++++ Supplied records

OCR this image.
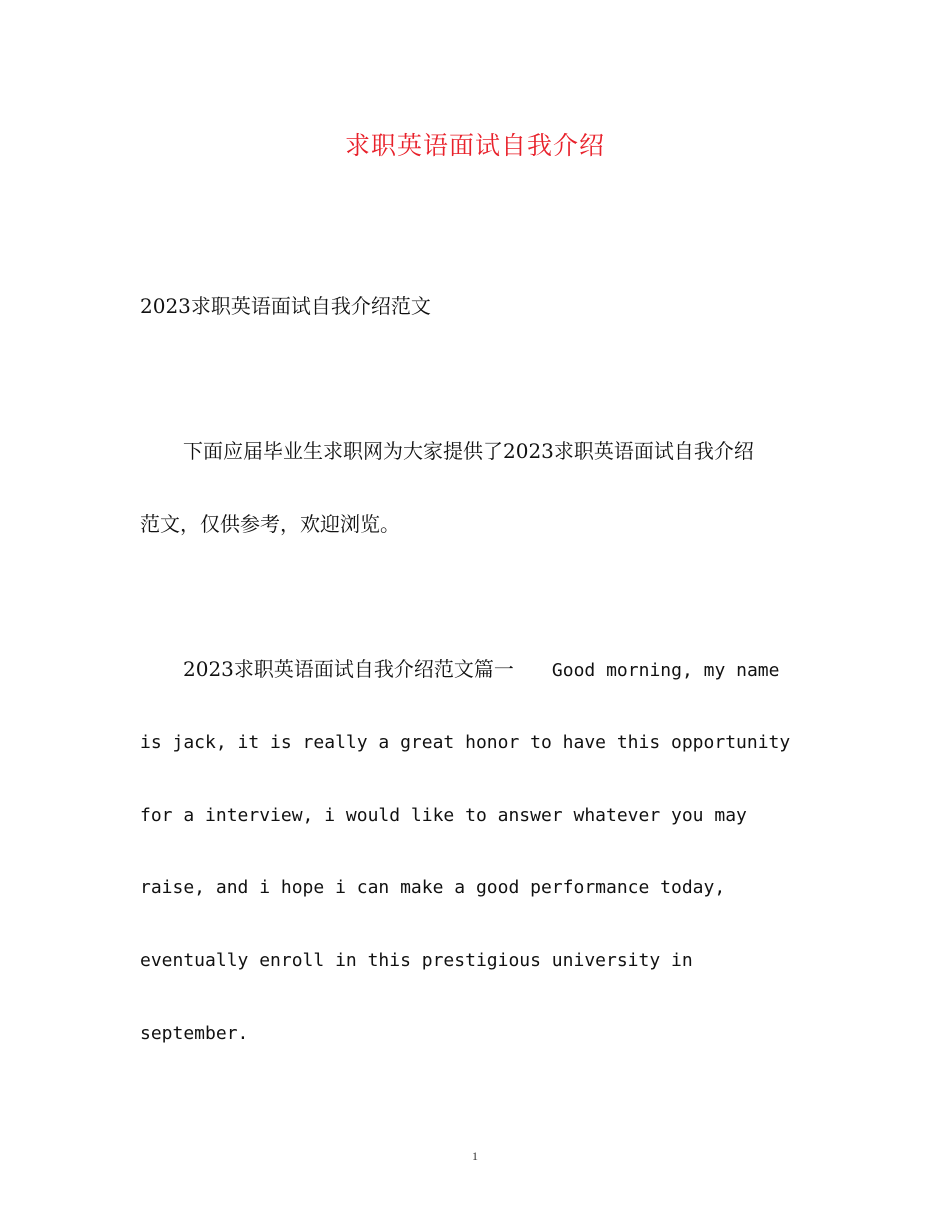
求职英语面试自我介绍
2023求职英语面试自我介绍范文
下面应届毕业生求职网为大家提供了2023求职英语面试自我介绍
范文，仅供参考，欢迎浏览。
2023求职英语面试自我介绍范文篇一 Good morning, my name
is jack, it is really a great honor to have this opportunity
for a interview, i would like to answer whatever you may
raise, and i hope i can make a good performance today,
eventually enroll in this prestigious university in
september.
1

++++++++

• _Directions_
Quote each entry above verbatim and drop the pictures.

• _Solution_
OCR this image.
求职英语面试自我介绍
2023求职英语面试自我介绍范文
下面应届毕业生求职网为大家提供了2023求职英语面试自我介绍
范文，仅供参考，欢迎浏览。
2023求职英语面试自我介绍范文篇一 Good morning, my name
is jack, it is really a great honor to have this opportunity
for a interview, i would like to answer whatever you may
raise, and i hope i can make a good performance today,
eventually enroll in this prestigious university in
september.
1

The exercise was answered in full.